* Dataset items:

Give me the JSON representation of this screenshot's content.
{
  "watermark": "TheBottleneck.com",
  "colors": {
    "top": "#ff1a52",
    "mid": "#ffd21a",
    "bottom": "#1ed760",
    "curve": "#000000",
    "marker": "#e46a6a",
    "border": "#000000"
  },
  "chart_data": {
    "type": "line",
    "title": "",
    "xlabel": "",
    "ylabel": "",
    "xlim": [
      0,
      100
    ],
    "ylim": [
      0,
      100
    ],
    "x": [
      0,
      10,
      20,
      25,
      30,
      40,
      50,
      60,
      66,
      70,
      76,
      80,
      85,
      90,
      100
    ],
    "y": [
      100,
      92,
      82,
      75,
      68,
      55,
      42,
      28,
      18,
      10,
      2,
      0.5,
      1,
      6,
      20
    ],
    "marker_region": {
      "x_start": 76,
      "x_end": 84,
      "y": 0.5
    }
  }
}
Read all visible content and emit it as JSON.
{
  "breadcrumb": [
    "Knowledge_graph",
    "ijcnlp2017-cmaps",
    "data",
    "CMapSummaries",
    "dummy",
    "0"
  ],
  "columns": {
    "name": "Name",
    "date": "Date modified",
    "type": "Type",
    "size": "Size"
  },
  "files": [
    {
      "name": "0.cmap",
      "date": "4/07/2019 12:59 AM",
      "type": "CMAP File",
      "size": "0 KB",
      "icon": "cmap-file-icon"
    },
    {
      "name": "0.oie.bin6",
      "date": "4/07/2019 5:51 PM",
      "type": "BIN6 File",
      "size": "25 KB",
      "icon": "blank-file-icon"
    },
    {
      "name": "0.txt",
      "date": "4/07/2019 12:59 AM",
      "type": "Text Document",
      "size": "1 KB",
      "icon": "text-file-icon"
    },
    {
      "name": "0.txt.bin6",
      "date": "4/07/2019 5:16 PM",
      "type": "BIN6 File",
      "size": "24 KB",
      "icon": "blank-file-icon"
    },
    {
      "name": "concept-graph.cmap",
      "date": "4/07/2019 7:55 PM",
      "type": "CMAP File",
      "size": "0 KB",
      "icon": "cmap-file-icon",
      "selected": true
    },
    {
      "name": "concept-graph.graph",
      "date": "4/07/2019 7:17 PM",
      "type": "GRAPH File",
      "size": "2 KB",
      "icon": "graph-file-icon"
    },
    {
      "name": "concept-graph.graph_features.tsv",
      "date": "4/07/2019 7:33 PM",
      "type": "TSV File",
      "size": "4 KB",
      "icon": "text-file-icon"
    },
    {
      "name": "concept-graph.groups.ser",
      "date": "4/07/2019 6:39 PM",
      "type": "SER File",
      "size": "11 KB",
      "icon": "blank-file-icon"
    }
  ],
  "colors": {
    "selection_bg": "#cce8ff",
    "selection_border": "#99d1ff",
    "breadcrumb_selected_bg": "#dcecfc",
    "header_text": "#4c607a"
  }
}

* What you are asked to do: All lines of the data above that include the word "concept" must be shown.

* Reply:
      "name": "concept-graph.cmap",
      "name": "concept-graph.graph",
      "name": "concept-graph.graph_features.tsv",
      "name": "concept-graph.groups.ser",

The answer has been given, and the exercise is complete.